WRITTEN EXERCISE 1:
In the text about the mobile wallet test in Haiti, how long before the store visit did Jokebed and Benita get their cash-for-work payment on their phones?
WRITTEN EXERCISE 2:
Repeat word for word the part of the text about the mobile wallet test in Haiti that starts at "Jokebed Auguste, 31, and" and ends at "phone if desired.".
# ARTICLE start
Jokebed Auguste, 31, and Benita Bellevue, 29, walk side by side as we make our way to the Market St. Pierre, a local convenience store in Mirebalais. Here in Haiti's Central Plateau, they are team leaders in Mercy Corps' cash-for-work program, which provides temporary jobs to locals who use the wages to meet their families' post-earthquake needs.

For a while now, I’ve been telling Jokebed and Benita about the "mobile wallet" (or bous selilè in Creole). They understand that it means something like being able to receive and store money on a phone, making purchases with a phone, transferring money to other people, and still keeping some of the money on the phone if desired.

Actually, they have already received money on their phones before. Three weeks ago, they received their cash-for-work payment using their mobile phones. Before that, I held a training for them and other community members, which showed them in pictures all the things they would be able to do with their "mobile wallet." But I can tell they are still a little bit dubious.

We enter the supermarket, and the purpose of the day is explained once more. We are here with our mobile network operator and bank partners to do a test of mobile wallet functionalities at a merchant location.
# ARTICLE end
# DATA LINES start
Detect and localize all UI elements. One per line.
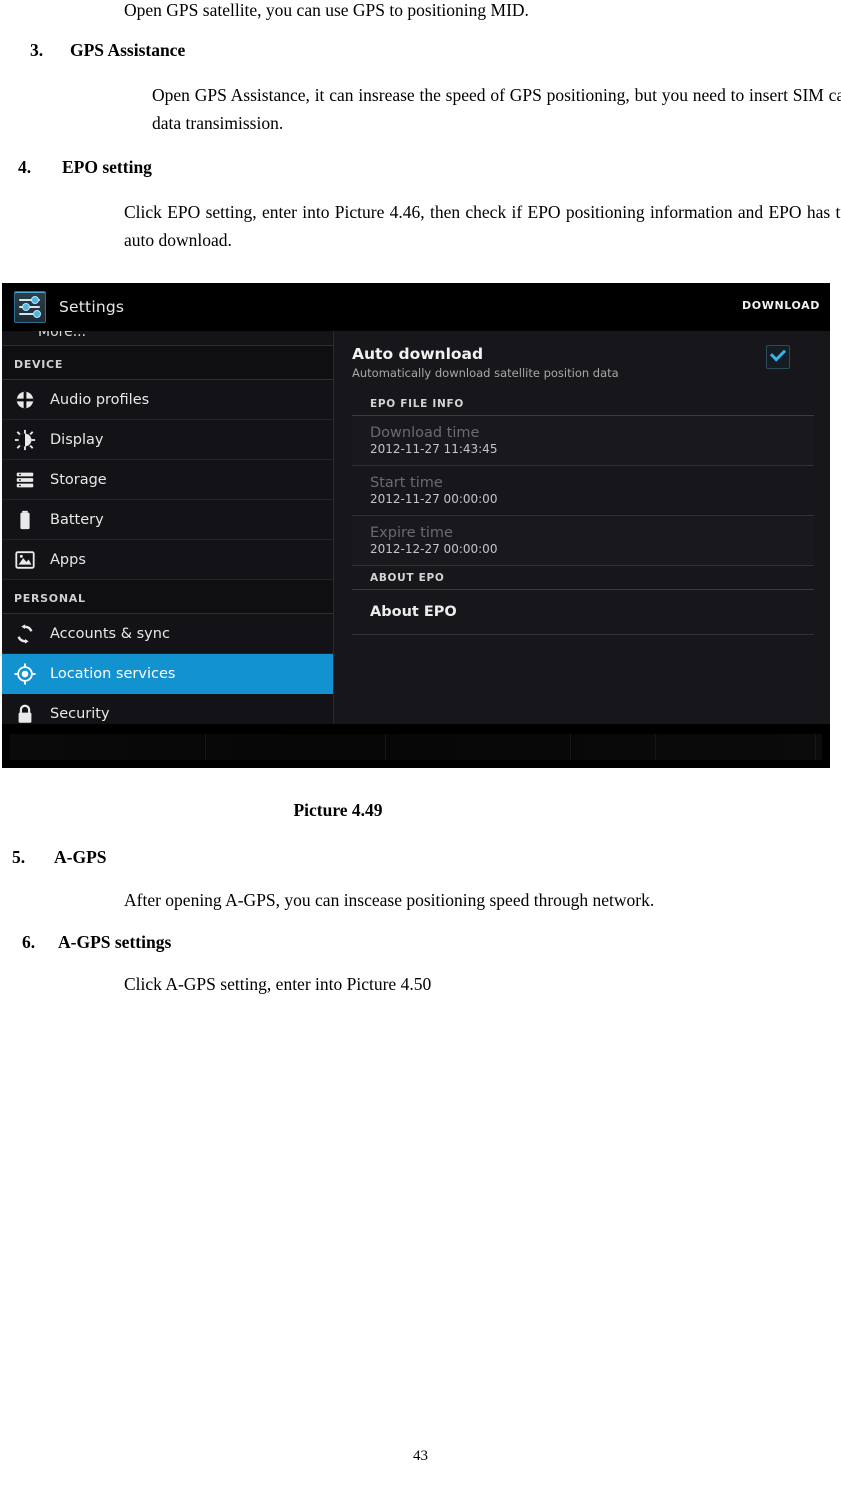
# DATA LINES end
RESULT 1:
Three weeks before.

RESULT 2:
Jokebed Auguste, 31, and Benita Bellevue, 29, walk side by side as we make our way to the Market St. Pierre, a local convenience store in Mirebalais. Here in Haiti's Central Plateau, they are team leaders in Mercy Corps' cash-for-work program, which provides temporary jobs to locals who use the wages to meet their families' post-earthquake needs.

For a while now, I’ve been telling Jokebed and Benita about the "mobile wallet" (or bous selilè in Creole). They understand that it means something like being able to receive and store money on a phone, making purchases with a phone, transferring money to other people, and still keeping some of the money on the phone if desired.